EXERCISE GOAL: Report only the number of lines in the records that contain the word "thumbnail".
━━━━━ RECORDS PROVIDED ━━━━━
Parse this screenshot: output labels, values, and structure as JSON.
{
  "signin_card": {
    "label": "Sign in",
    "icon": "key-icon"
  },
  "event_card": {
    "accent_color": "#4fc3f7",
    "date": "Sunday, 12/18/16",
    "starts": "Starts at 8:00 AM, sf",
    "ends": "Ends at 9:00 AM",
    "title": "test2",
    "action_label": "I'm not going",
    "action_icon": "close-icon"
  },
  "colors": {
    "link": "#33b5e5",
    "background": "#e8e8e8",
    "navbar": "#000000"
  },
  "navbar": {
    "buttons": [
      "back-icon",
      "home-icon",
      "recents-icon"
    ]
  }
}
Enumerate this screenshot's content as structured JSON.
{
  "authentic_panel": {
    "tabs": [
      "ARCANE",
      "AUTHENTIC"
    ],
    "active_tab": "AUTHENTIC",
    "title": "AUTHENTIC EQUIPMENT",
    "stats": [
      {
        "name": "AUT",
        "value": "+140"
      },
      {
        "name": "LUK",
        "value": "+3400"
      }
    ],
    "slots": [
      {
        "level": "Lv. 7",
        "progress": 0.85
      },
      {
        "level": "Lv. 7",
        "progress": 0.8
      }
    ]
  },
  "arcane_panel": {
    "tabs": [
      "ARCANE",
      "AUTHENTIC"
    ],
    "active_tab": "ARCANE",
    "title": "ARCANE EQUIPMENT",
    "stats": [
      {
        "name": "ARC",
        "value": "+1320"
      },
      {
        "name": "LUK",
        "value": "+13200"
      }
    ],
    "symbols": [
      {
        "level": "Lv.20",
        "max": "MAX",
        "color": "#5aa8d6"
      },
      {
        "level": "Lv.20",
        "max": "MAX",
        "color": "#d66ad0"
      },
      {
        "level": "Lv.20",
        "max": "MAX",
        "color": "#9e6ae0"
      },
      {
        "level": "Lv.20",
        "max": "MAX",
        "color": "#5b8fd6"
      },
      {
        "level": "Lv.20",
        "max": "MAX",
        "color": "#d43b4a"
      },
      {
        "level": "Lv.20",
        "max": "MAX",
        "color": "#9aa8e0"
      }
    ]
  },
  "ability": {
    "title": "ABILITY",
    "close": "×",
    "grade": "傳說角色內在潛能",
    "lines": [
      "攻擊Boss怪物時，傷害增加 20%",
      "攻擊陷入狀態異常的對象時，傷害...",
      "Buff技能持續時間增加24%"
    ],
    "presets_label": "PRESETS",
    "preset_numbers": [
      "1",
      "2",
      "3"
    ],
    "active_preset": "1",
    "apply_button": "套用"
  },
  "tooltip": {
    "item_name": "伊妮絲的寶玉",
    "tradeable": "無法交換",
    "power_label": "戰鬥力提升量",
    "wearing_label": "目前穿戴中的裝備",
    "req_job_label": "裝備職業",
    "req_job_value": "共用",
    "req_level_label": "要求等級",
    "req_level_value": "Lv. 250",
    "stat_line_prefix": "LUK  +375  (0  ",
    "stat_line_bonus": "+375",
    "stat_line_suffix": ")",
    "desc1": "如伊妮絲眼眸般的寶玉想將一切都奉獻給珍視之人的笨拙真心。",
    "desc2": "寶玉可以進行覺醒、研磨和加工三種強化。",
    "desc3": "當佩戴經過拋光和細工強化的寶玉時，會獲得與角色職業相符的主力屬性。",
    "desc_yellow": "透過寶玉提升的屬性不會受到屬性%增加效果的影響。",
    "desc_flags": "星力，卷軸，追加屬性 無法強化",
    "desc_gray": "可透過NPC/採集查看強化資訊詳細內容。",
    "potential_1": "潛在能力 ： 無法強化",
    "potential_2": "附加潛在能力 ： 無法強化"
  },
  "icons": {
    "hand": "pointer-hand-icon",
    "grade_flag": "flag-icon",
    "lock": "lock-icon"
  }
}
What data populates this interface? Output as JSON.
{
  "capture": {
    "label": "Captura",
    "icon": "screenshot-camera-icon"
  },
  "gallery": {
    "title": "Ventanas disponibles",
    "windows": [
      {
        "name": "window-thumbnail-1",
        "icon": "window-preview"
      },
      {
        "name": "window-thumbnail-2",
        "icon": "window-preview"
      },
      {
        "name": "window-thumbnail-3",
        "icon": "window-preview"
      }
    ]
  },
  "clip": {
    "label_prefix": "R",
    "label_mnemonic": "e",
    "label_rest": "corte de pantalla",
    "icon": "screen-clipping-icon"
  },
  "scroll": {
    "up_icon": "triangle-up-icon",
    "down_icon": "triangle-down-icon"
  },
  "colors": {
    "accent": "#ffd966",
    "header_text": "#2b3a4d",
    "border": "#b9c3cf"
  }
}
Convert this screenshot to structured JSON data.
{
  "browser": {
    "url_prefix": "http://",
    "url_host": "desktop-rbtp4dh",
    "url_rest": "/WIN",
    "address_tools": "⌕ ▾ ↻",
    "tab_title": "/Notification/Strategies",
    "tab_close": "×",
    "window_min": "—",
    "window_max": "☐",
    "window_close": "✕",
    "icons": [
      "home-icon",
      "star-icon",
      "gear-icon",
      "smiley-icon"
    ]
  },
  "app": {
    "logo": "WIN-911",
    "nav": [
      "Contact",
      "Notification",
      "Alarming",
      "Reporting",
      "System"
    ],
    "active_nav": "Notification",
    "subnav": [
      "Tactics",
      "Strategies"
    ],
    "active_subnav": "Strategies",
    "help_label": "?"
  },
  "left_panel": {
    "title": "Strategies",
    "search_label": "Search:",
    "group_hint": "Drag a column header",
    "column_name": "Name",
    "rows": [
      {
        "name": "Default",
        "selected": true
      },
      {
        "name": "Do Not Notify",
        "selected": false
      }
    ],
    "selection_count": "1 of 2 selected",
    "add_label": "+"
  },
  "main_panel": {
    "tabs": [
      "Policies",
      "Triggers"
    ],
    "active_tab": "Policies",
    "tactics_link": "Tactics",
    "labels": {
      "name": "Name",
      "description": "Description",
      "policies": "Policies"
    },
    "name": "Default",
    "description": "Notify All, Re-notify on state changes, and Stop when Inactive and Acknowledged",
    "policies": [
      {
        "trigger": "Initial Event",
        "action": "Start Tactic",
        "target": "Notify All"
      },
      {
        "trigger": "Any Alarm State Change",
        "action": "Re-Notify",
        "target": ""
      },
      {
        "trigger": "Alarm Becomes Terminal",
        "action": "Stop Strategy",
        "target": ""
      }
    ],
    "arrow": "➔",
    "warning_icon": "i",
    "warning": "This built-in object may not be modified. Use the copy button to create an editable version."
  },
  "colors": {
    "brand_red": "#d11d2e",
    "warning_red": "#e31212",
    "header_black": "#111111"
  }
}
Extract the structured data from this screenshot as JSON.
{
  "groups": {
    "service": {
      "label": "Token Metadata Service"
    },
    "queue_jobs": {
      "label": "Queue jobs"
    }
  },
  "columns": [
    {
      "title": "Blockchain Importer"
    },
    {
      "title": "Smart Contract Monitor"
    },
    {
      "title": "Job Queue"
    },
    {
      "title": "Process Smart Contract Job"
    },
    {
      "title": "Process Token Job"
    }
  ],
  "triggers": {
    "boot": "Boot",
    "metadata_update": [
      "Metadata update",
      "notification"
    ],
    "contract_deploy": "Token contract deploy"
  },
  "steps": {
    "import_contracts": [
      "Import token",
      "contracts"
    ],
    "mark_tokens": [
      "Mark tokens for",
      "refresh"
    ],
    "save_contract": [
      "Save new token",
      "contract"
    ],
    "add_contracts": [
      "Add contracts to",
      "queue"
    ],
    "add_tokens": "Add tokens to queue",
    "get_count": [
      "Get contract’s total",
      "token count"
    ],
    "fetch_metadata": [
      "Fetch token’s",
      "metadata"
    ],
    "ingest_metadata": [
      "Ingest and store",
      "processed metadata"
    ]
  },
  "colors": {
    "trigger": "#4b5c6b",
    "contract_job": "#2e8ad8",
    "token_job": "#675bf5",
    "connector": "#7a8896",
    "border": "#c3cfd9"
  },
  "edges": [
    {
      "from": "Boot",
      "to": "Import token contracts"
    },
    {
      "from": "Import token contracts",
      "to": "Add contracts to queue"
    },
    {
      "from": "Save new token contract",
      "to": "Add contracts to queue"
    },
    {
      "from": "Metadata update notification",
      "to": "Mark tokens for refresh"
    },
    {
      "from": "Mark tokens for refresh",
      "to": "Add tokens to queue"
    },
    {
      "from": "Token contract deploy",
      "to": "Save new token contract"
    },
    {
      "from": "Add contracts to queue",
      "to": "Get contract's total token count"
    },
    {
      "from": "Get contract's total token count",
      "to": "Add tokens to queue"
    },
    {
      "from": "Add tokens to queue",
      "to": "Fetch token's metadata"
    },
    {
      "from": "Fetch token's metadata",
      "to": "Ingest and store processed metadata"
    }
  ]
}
━━━━━
TASK ANSWER: 3